Say how many lines hold the string "ylabel", and nothing more.
— START AVAILABLE RECORDS —
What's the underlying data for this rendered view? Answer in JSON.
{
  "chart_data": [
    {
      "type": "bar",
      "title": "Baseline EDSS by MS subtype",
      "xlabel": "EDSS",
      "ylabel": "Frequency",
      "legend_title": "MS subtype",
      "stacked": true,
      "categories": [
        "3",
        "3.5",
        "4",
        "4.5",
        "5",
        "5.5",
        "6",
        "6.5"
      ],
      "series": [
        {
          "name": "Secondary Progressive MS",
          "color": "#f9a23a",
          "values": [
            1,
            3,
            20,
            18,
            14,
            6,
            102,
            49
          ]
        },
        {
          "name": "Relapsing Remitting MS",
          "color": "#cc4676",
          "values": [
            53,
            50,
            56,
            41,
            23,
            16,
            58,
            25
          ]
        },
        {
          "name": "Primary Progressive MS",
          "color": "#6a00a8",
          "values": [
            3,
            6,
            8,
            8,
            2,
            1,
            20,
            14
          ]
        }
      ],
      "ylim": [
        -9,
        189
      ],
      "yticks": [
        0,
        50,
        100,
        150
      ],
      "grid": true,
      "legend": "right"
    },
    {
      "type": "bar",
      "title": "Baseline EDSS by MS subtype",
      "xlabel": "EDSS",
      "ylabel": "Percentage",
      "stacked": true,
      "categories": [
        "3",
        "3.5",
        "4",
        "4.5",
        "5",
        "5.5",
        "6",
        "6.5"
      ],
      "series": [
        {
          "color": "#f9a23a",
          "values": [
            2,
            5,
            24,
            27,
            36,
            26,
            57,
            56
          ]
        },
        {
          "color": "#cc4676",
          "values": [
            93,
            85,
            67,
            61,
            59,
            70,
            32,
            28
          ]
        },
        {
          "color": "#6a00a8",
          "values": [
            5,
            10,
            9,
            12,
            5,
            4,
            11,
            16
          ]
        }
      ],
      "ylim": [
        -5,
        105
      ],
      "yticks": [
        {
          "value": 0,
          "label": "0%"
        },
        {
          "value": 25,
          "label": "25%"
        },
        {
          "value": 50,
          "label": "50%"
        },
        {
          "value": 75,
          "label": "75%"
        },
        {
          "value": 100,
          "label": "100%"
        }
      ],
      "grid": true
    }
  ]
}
— END AVAILABLE RECORDS —
> OUTPUT OF THE TASK: 2